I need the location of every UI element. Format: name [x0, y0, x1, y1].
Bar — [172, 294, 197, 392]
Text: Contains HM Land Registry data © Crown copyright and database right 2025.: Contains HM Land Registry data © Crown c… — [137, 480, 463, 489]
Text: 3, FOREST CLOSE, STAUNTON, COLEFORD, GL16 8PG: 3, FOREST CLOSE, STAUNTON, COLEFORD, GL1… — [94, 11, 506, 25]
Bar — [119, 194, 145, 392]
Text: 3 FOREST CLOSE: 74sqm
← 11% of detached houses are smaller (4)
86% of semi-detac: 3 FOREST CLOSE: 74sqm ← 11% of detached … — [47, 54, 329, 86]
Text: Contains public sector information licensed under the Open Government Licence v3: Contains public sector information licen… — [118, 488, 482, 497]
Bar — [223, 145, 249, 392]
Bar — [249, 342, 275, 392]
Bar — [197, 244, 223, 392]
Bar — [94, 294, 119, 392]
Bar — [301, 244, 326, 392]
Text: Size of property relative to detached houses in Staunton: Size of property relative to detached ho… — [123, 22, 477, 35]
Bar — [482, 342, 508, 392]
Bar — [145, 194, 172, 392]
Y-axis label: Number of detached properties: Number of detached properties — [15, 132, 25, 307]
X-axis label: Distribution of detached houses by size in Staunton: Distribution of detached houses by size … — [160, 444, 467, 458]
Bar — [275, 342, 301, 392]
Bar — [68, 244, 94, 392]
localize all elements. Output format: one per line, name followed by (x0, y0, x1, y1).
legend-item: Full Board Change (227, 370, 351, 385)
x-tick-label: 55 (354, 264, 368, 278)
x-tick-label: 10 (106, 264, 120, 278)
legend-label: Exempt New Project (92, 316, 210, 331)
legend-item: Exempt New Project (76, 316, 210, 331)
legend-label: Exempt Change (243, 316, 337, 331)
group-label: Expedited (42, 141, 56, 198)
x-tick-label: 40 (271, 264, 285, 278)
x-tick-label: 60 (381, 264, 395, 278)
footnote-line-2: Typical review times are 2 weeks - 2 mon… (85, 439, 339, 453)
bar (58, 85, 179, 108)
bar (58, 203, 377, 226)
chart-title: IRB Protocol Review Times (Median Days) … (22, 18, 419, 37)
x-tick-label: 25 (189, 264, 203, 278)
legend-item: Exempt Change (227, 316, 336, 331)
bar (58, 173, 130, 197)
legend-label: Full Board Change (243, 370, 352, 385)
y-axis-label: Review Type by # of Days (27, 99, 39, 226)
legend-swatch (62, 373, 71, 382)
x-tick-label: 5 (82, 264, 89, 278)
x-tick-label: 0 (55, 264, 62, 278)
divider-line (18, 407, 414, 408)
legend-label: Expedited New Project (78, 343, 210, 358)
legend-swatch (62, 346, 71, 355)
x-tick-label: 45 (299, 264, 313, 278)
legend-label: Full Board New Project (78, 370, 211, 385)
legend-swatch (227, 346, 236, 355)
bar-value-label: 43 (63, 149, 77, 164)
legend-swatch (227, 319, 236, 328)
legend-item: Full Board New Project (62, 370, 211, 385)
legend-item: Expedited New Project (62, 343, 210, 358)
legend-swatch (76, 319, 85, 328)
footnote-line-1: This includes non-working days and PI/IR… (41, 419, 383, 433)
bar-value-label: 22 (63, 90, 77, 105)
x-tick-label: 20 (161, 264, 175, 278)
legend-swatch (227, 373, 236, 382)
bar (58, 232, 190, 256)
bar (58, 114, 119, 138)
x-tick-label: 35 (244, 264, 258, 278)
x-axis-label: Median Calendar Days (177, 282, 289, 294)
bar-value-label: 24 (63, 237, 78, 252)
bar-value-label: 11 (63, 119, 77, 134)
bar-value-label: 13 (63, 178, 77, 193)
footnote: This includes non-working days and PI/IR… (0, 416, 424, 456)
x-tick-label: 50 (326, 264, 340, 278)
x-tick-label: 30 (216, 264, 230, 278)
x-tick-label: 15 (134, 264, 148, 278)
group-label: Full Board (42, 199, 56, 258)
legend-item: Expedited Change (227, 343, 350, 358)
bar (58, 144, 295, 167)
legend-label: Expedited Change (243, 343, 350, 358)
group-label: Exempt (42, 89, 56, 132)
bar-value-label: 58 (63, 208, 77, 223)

+++

• _The request_
Copy out every one of the records above line for line, without changing anything.

• _Result of this exercise_
I need the location of every UI element. Format: name [x0, y0, x1, y1].
Bar — [172, 294, 197, 392]
Text: Contains HM Land Registry data © Crown copyright and database right 2025.: Contains HM Land Registry data © Crown c… — [137, 480, 463, 489]
Text: 3, FOREST CLOSE, STAUNTON, COLEFORD, GL16 8PG: 3, FOREST CLOSE, STAUNTON, COLEFORD, GL1… — [94, 11, 506, 25]
Bar — [119, 194, 145, 392]
Text: 3 FOREST CLOSE: 74sqm
← 11% of detached houses are smaller (4)
86% of semi-detac: 3 FOREST CLOSE: 74sqm ← 11% of detached … — [47, 54, 329, 86]
Text: Contains public sector information licensed under the Open Government Licence v3: Contains public sector information licen… — [118, 488, 482, 497]
Bar — [223, 145, 249, 392]
Bar — [249, 342, 275, 392]
Bar — [197, 244, 223, 392]
Bar — [94, 294, 119, 392]
Bar — [301, 244, 326, 392]
Text: Size of property relative to detached houses in Staunton: Size of property relative to detached ho… — [123, 22, 477, 35]
Bar — [482, 342, 508, 392]
Bar — [145, 194, 172, 392]
Y-axis label: Number of detached properties: Number of detached properties — [15, 132, 25, 307]
X-axis label: Distribution of detached houses by size in Staunton: Distribution of detached houses by size … — [160, 444, 467, 458]
Bar — [275, 342, 301, 392]
Bar — [68, 244, 94, 392]
localize all elements. Output format: one per line, name followed by (x0, y0, x1, y1).
legend-item: Full Board Change (227, 370, 351, 385)
x-tick-label: 55 (354, 264, 368, 278)
x-tick-label: 10 (106, 264, 120, 278)
legend-label: Exempt New Project (92, 316, 210, 331)
legend-item: Exempt New Project (76, 316, 210, 331)
legend-label: Exempt Change (243, 316, 337, 331)
group-label: Expedited (42, 141, 56, 198)
x-tick-label: 40 (271, 264, 285, 278)
x-tick-label: 60 (381, 264, 395, 278)
footnote-line-2: Typical review times are 2 weeks - 2 mon… (85, 439, 339, 453)
bar (58, 85, 179, 108)
bar (58, 203, 377, 226)
chart-title: IRB Protocol Review Times (Median Days) … (22, 18, 419, 37)
x-tick-label: 25 (189, 264, 203, 278)
legend-item: Exempt Change (227, 316, 336, 331)
bar (58, 173, 130, 197)
legend-label: Full Board Change (243, 370, 352, 385)
y-axis-label: Review Type by # of Days (27, 99, 39, 226)
legend-swatch (62, 373, 71, 382)
x-tick-label: 5 (82, 264, 89, 278)
x-tick-label: 0 (55, 264, 62, 278)
divider-line (18, 407, 414, 408)
legend-label: Expedited New Project (78, 343, 210, 358)
legend-swatch (62, 346, 71, 355)
x-tick-label: 45 (299, 264, 313, 278)
legend-label: Full Board New Project (78, 370, 211, 385)
legend-swatch (227, 346, 236, 355)
bar-value-label: 43 (63, 149, 77, 164)
legend-swatch (227, 319, 236, 328)
legend-item: Full Board New Project (62, 370, 211, 385)
legend-item: Expedited New Project (62, 343, 210, 358)
legend-swatch (76, 319, 85, 328)
footnote-line-1: This includes non-working days and PI/IR… (41, 419, 383, 433)
bar-value-label: 22 (63, 90, 77, 105)
x-tick-label: 20 (161, 264, 175, 278)
legend-swatch (227, 373, 236, 382)
bar (58, 232, 190, 256)
bar (58, 114, 119, 138)
x-tick-label: 35 (244, 264, 258, 278)
x-axis-label: Median Calendar Days (177, 282, 289, 294)
bar-value-label: 24 (63, 237, 78, 252)
bar-value-label: 11 (63, 119, 77, 134)
bar-value-label: 13 (63, 178, 77, 193)
footnote: This includes non-working days and PI/IR… (0, 416, 424, 456)
x-tick-label: 50 (326, 264, 340, 278)
x-tick-label: 30 (216, 264, 230, 278)
x-tick-label: 15 (134, 264, 148, 278)
group-label: Full Board (42, 199, 56, 258)
legend-item: Expedited Change (227, 343, 350, 358)
bar (58, 144, 295, 167)
legend-label: Expedited Change (243, 343, 350, 358)
group-label: Exempt (42, 89, 56, 132)
bar-value-label: 58 (63, 208, 77, 223)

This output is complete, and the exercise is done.